▸ WHAT YOU HAVE TO DO
Reproduce the data that follows in its entirety, character for character.

▸ STORED ROWS
○ ○ ○ ○ ○ ○ ○

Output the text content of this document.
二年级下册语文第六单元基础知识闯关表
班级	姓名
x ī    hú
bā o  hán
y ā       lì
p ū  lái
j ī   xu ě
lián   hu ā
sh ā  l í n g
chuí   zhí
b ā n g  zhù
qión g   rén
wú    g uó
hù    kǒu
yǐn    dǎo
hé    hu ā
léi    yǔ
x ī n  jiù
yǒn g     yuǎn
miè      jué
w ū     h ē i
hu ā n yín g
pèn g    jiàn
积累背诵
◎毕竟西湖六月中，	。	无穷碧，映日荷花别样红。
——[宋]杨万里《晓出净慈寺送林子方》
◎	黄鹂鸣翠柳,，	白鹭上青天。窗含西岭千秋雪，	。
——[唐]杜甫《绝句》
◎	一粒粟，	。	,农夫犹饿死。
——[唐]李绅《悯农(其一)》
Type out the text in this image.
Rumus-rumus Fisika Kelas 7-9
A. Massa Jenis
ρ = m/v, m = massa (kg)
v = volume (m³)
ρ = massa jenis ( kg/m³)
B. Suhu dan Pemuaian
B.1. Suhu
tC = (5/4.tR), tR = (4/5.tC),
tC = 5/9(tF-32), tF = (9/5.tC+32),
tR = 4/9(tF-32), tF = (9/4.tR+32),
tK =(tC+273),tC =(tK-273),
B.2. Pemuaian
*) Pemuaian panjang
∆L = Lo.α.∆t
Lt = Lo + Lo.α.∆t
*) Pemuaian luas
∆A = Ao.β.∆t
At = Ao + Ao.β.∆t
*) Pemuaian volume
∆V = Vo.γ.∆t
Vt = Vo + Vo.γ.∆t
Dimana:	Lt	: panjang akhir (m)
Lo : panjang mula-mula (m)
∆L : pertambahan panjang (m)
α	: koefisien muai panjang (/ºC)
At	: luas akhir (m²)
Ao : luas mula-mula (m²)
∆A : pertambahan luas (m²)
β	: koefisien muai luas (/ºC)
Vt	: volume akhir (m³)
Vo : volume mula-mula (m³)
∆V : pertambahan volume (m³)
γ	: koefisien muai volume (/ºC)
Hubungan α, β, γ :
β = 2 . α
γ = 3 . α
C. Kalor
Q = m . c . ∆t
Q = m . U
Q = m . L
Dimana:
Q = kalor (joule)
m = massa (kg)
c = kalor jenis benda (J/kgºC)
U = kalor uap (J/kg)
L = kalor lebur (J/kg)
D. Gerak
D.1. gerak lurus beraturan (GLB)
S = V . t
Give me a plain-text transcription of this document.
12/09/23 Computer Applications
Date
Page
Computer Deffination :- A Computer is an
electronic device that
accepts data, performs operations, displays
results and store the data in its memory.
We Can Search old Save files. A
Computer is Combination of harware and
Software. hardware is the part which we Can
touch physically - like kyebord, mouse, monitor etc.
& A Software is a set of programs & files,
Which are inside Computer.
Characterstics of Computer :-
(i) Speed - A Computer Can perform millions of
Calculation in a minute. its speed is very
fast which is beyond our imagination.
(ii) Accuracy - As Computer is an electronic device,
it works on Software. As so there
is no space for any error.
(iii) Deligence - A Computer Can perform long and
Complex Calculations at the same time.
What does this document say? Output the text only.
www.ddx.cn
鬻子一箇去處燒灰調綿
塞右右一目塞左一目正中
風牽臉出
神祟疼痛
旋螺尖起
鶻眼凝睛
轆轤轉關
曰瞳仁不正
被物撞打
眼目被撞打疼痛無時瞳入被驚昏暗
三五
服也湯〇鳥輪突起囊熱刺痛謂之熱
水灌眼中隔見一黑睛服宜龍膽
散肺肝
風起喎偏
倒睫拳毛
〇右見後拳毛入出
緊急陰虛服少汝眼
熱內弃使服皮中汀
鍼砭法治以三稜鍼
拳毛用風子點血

○ ○ ○ ○ ○ ○ ○

▸ THE SOLUTION
Output the text content of this document.
二年级下册语文第六单元基础知识闯关表
班级	姓名
x ī    hú
bā o  hán
y ā       lì
p ū  lái
j ī   xu ě
lián   hu ā
sh ā  l í n g
chuí   zhí
b ā n g  zhù
qión g   rén
wú    g uó
hù    kǒu
yǐn    dǎo
hé    hu ā
léi    yǔ
x ī n  jiù
yǒn g     yuǎn
miè      jué
w ū     h ē i
hu ā n yín g
pèn g    jiàn
积累背诵
◎毕竟西湖六月中，	。	无穷碧，映日荷花别样红。
——[宋]杨万里《晓出净慈寺送林子方》
◎	黄鹂鸣翠柳,，	白鹭上青天。窗含西岭千秋雪，	。
——[唐]杜甫《绝句》
◎	一粒粟，	。	,农夫犹饿死。
——[唐]李绅《悯农(其一)》
Type out the text in this image.
Rumus-rumus Fisika Kelas 7-9
A. Massa Jenis
ρ = m/v, m = massa (kg)
v = volume (m³)
ρ = massa jenis ( kg/m³)
B. Suhu dan Pemuaian
B.1. Suhu
tC = (5/4.tR), tR = (4/5.tC),
tC = 5/9(tF-32), tF = (9/5.tC+32),
tR = 4/9(tF-32), tF = (9/4.tR+32),
tK =(tC+273),tC =(tK-273),
B.2. Pemuaian
*) Pemuaian panjang
∆L = Lo.α.∆t
Lt = Lo + Lo.α.∆t
*) Pemuaian luas
∆A = Ao.β.∆t
At = Ao + Ao.β.∆t
*) Pemuaian volume
∆V = Vo.γ.∆t
Vt = Vo + Vo.γ.∆t
Dimana:	Lt	: panjang akhir (m)
Lo : panjang mula-mula (m)
∆L : pertambahan panjang (m)
α	: koefisien muai panjang (/ºC)
At	: luas akhir (m²)
Ao : luas mula-mula (m²)
∆A : pertambahan luas (m²)
β	: koefisien muai luas (/ºC)
Vt	: volume akhir (m³)
Vo : volume mula-mula (m³)
∆V : pertambahan volume (m³)
γ	: koefisien muai volume (/ºC)
Hubungan α, β, γ :
β = 2 . α
γ = 3 . α
C. Kalor
Q = m . c . ∆t
Q = m . U
Q = m . L
Dimana:
Q = kalor (joule)
m = massa (kg)
c = kalor jenis benda (J/kgºC)
U = kalor uap (J/kg)
L = kalor lebur (J/kg)
D. Gerak
D.1. gerak lurus beraturan (GLB)
S = V . t
Give me a plain-text transcription of this document.
12/09/23 Computer Applications
Date
Page
Computer Deffination :- A Computer is an
electronic device that
accepts data, performs operations, displays
results and store the data in its memory.
We Can Search old Save files. A
Computer is Combination of harware and
Software. hardware is the part which we Can
touch physically - like kyebord, mouse, monitor etc.
& A Software is a set of programs & files,
Which are inside Computer.
Characterstics of Computer :-
(i) Speed - A Computer Can perform millions of
Calculation in a minute. its speed is very
fast which is beyond our imagination.
(ii) Accuracy - As Computer is an electronic device,
it works on Software. As so there
is no space for any error.
(iii) Deligence - A Computer Can perform long and
Complex Calculations at the same time.
What does this document say? Output the text only.
www.ddx.cn
鬻子一箇去處燒灰調綿
塞右右一目塞左一目正中
風牽臉出
神祟疼痛
旋螺尖起
鶻眼凝睛
轆轤轉關
曰瞳仁不正
被物撞打
眼目被撞打疼痛無時瞳入被驚昏暗
三五
服也湯〇鳥輪突起囊熱刺痛謂之熱
水灌眼中隔見一黑睛服宜龍膽
散肺肝
風起喎偏
倒睫拳毛
〇右見後拳毛入出
緊急陰虛服少汝眼
熱內弃使服皮中汀
鍼砭法治以三稜鍼
拳毛用風子點血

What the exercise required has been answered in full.